◆ Saved entries:
-*-*-
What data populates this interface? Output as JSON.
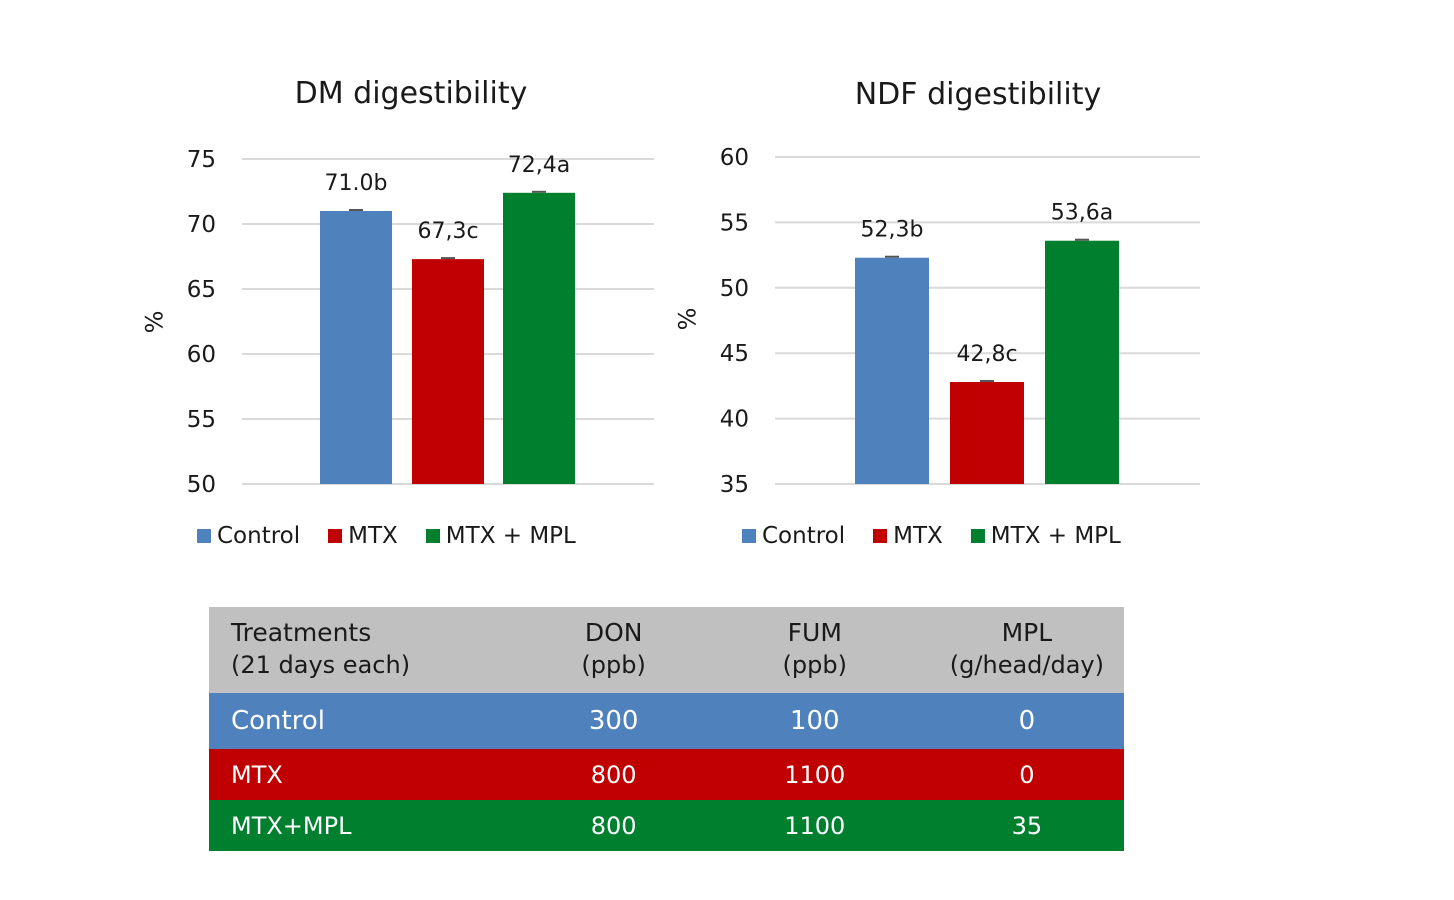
{
  "chart_data": [
    {
      "type": "bar",
      "title": "DM digestibility",
      "xlabel": "",
      "ylabel": "%",
      "ylim": [
        50,
        75
      ],
      "yticks": [
        50,
        55,
        60,
        65,
        70,
        75
      ],
      "grid": true,
      "legend_position": "bottom",
      "categories": [
        "Control",
        "MTX",
        "MTX + MPL"
      ],
      "values": [
        71.0,
        67.3,
        72.4
      ],
      "data_labels": [
        "71.0b",
        "67,3c",
        "72,4a"
      ],
      "colors": [
        "#4f81bd",
        "#c00000",
        "#00802f"
      ]
    },
    {
      "type": "bar",
      "title": "NDF digestibility",
      "xlabel": "",
      "ylabel": "%",
      "ylim": [
        35,
        60
      ],
      "yticks": [
        35,
        40,
        45,
        50,
        55,
        60
      ],
      "grid": true,
      "legend_position": "bottom",
      "categories": [
        "Control",
        "MTX",
        "MTX + MPL"
      ],
      "values": [
        52.3,
        42.8,
        53.6
      ],
      "data_labels": [
        "52,3b",
        "42,8c",
        "53,6a"
      ],
      "colors": [
        "#4f81bd",
        "#c00000",
        "#00802f"
      ]
    }
  ],
  "table": {
    "headers": [
      {
        "main": "Treatments",
        "sub": "(21 days each)"
      },
      {
        "main": "DON",
        "sub": "(ppb)"
      },
      {
        "main": "FUM",
        "sub": "(ppb)"
      },
      {
        "main": "MPL",
        "sub": "(g/head/day)"
      }
    ],
    "rows": [
      {
        "cells": [
          "Control",
          "300",
          "100",
          "0"
        ],
        "color": "#4f81bd"
      },
      {
        "cells": [
          "MTX",
          "800",
          "1100",
          "0"
        ],
        "color": "#c00000"
      },
      {
        "cells": [
          "MTX+MPL",
          "800",
          "1100",
          "35"
        ],
        "color": "#00802f"
      }
    ],
    "header_color": "#c0c0c0"
  }
}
-*-*-
◆ Instruction:
Check each line of the entries for the string "title". Copy the lines that have it.

◆ Answer to the task:
      "title": "DM digestibility",
      "title": "NDF digestibility",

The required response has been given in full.